→ TASK TO COMPLETE
Repeat the data verbatim.

→ SOURCE RECORDS
■ ■ ■ ■ ■

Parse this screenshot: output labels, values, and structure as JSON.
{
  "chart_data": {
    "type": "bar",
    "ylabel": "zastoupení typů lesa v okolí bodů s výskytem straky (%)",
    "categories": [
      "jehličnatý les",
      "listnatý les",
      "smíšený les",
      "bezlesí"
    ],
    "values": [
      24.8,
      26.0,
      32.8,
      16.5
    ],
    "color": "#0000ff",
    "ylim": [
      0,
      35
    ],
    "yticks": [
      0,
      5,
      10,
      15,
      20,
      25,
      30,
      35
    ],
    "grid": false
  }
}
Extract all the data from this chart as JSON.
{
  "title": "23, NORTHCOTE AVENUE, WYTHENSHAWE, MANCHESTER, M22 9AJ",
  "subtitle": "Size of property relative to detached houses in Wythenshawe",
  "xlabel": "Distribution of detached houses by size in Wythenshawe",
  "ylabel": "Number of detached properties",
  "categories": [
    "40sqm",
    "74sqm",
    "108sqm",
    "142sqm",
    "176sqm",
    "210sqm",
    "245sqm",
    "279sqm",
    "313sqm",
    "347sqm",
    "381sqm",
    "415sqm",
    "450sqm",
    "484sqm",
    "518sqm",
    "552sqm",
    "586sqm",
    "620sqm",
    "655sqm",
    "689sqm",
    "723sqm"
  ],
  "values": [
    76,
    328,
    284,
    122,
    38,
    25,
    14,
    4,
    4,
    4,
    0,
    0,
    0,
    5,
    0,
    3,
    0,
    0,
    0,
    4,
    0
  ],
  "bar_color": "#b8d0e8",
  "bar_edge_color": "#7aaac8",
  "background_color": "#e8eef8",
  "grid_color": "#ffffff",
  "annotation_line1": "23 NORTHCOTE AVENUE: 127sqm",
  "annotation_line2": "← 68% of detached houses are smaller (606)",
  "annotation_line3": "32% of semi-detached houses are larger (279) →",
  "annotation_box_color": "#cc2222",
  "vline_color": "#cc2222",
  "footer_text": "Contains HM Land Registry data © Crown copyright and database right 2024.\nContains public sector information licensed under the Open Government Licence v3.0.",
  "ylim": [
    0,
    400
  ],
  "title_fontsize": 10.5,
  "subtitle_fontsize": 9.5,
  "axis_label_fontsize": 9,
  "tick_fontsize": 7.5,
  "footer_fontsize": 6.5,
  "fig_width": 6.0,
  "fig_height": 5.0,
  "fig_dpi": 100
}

■ ■ ■ ■ ■

→ EXERCISE RESULT
Parse this screenshot: output labels, values, and structure as JSON.
{
  "chart_data": {
    "type": "bar",
    "ylabel": "zastoupení typů lesa v okolí bodů s výskytem straky (%)",
    "categories": [
      "jehličnatý les",
      "listnatý les",
      "smíšený les",
      "bezlesí"
    ],
    "values": [
      24.8,
      26.0,
      32.8,
      16.5
    ],
    "color": "#0000ff",
    "ylim": [
      0,
      35
    ],
    "yticks": [
      0,
      5,
      10,
      15,
      20,
      25,
      30,
      35
    ],
    "grid": false
  }
}
Extract all the data from this chart as JSON.
{
  "title": "23, NORTHCOTE AVENUE, WYTHENSHAWE, MANCHESTER, M22 9AJ",
  "subtitle": "Size of property relative to detached houses in Wythenshawe",
  "xlabel": "Distribution of detached houses by size in Wythenshawe",
  "ylabel": "Number of detached properties",
  "categories": [
    "40sqm",
    "74sqm",
    "108sqm",
    "142sqm",
    "176sqm",
    "210sqm",
    "245sqm",
    "279sqm",
    "313sqm",
    "347sqm",
    "381sqm",
    "415sqm",
    "450sqm",
    "484sqm",
    "518sqm",
    "552sqm",
    "586sqm",
    "620sqm",
    "655sqm",
    "689sqm",
    "723sqm"
  ],
  "values": [
    76,
    328,
    284,
    122,
    38,
    25,
    14,
    4,
    4,
    4,
    0,
    0,
    0,
    5,
    0,
    3,
    0,
    0,
    0,
    4,
    0
  ],
  "bar_color": "#b8d0e8",
  "bar_edge_color": "#7aaac8",
  "background_color": "#e8eef8",
  "grid_color": "#ffffff",
  "annotation_line1": "23 NORTHCOTE AVENUE: 127sqm",
  "annotation_line2": "← 68% of detached houses are smaller (606)",
  "annotation_line3": "32% of semi-detached houses are larger (279) →",
  "annotation_box_color": "#cc2222",
  "vline_color": "#cc2222",
  "footer_text": "Contains HM Land Registry data © Crown copyright and database right 2024.\nContains public sector information licensed under the Open Government Licence v3.0.",
  "ylim": [
    0,
    400
  ],
  "title_fontsize": 10.5,
  "subtitle_fontsize": 9.5,
  "axis_label_fontsize": 9,
  "tick_fontsize": 7.5,
  "footer_fontsize": 6.5,
  "fig_width": 6.0,
  "fig_height": 5.0,
  "fig_dpi": 100
}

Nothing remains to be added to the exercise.